# [MATERIAL SUPPLIED]

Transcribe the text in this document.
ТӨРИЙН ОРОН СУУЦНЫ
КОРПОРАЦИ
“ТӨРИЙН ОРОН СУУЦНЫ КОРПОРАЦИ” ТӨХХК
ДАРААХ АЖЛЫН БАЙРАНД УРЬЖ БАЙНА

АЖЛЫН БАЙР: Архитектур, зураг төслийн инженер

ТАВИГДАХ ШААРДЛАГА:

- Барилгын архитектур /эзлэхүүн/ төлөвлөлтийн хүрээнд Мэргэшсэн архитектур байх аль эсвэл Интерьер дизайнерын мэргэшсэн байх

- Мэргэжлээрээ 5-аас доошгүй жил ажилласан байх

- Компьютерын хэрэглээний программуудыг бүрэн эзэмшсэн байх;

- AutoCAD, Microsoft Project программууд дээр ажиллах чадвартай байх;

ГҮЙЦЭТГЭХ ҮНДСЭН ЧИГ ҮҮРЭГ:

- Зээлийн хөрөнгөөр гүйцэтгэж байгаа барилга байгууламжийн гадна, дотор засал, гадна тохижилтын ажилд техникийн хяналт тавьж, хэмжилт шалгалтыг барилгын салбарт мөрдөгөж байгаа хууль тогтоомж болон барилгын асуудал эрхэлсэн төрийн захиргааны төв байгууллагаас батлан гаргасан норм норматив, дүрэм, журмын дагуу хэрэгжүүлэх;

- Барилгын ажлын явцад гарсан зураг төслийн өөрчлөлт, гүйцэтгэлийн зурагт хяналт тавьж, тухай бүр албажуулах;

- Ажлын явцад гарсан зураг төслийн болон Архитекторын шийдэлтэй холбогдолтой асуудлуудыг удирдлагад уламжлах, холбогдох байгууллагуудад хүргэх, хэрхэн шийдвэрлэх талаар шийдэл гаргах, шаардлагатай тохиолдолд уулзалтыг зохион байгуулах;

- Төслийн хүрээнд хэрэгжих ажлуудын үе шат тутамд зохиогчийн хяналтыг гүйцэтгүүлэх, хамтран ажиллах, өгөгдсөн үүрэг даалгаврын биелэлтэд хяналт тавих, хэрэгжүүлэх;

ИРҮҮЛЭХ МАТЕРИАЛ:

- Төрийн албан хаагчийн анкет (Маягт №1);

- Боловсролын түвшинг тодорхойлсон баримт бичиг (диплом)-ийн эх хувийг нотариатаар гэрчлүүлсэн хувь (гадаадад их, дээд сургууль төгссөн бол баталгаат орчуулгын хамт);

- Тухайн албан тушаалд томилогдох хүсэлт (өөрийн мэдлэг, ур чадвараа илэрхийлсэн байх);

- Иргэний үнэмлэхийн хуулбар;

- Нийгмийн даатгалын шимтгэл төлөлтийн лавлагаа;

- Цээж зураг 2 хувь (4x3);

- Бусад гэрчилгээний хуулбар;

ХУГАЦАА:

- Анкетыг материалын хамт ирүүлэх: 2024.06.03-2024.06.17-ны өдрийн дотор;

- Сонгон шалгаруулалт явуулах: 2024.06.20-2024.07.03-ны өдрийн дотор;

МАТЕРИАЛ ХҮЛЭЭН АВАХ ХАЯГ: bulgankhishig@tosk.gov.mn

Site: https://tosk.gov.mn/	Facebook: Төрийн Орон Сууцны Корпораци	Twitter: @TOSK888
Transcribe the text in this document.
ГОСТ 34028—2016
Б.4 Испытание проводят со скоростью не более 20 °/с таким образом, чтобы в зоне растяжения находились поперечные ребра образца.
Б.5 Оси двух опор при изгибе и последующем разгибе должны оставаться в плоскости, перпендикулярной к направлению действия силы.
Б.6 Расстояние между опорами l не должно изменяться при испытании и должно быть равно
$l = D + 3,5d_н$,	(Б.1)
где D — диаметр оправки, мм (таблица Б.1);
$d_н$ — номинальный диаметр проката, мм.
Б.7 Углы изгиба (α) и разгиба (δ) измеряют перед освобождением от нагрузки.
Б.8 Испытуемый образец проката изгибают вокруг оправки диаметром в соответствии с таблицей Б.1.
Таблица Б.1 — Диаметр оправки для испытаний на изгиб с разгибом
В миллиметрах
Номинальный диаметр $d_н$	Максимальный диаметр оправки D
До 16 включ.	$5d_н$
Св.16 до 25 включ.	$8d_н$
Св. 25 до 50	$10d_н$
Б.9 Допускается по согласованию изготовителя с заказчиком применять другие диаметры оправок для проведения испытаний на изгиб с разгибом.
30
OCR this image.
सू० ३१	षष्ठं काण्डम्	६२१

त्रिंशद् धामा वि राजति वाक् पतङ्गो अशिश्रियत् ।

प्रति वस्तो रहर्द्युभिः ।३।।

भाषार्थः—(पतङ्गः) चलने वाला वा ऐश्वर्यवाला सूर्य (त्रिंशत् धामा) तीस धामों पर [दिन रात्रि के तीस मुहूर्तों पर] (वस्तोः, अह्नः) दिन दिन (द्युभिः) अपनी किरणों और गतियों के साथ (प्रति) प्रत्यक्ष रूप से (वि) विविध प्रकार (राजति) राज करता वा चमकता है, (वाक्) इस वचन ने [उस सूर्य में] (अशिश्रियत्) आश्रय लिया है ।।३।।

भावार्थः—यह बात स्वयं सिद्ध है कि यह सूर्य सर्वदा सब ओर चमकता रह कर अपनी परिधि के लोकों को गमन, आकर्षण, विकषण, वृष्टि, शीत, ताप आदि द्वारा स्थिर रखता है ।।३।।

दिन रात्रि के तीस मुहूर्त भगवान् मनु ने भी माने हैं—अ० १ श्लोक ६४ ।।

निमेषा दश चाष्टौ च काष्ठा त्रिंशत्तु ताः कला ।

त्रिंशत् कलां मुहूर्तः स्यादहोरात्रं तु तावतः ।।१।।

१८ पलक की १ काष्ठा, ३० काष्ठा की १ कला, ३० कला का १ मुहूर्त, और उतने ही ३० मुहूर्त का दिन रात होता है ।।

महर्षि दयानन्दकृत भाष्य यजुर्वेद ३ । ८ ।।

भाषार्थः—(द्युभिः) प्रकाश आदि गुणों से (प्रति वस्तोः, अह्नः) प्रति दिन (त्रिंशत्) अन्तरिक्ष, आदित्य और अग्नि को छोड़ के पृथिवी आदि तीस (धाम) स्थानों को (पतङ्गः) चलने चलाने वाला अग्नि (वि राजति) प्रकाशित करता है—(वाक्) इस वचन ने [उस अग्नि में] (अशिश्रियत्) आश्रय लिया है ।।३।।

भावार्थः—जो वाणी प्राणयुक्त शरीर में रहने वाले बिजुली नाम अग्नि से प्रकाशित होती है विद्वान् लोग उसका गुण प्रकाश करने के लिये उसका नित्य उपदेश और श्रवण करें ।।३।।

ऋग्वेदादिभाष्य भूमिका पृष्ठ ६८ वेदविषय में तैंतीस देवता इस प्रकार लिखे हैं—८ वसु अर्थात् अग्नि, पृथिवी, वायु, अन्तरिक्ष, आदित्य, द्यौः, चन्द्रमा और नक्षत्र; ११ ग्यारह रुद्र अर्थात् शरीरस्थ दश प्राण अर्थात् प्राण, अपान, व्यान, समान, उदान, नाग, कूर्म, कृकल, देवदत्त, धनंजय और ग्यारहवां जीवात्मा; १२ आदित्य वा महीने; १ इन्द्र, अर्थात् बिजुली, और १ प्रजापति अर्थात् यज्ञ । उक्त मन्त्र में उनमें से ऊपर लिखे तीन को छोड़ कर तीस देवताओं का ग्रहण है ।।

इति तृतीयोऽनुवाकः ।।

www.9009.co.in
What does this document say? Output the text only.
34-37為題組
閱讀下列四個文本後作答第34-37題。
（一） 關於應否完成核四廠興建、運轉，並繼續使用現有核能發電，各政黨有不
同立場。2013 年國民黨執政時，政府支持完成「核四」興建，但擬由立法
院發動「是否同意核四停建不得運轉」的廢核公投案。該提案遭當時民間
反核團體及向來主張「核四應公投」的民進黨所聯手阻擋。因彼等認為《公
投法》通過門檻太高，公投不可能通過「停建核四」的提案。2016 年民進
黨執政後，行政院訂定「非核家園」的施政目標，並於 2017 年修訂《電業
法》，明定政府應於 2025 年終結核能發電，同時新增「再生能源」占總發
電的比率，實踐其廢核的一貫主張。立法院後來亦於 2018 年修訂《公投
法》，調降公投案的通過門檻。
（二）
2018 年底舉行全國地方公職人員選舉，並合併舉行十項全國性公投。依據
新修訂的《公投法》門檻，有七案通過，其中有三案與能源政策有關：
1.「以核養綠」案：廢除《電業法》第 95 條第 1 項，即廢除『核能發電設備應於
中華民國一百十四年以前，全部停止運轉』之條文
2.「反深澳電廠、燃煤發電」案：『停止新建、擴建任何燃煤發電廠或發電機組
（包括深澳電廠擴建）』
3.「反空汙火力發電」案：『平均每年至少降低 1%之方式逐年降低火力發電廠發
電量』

# [STATED GOAL]
Identify which lines contain the word "this" and copy each one.

# [RESPONSE]
Transcribe the text in this document.
Transcribe the text in this document.
OCR this image.
What does this document say? Output the text only.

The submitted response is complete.